[Dataset listings of figures]
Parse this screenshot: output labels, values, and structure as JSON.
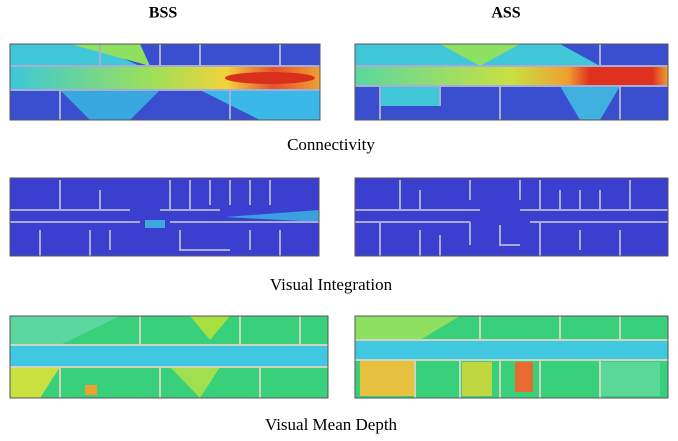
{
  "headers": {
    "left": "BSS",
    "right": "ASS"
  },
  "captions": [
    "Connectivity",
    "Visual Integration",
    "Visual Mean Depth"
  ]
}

## Your task
Using the material above, retype each entry exactly and omit the pictures.

## Complete response
Parse this screenshot: output labels, values, and structure as JSON.
{
  "headers": {
    "left": "BSS",
    "right": "ASS"
  },
  "captions": [
    "Connectivity",
    "Visual Integration",
    "Visual Mean Depth"
  ]
}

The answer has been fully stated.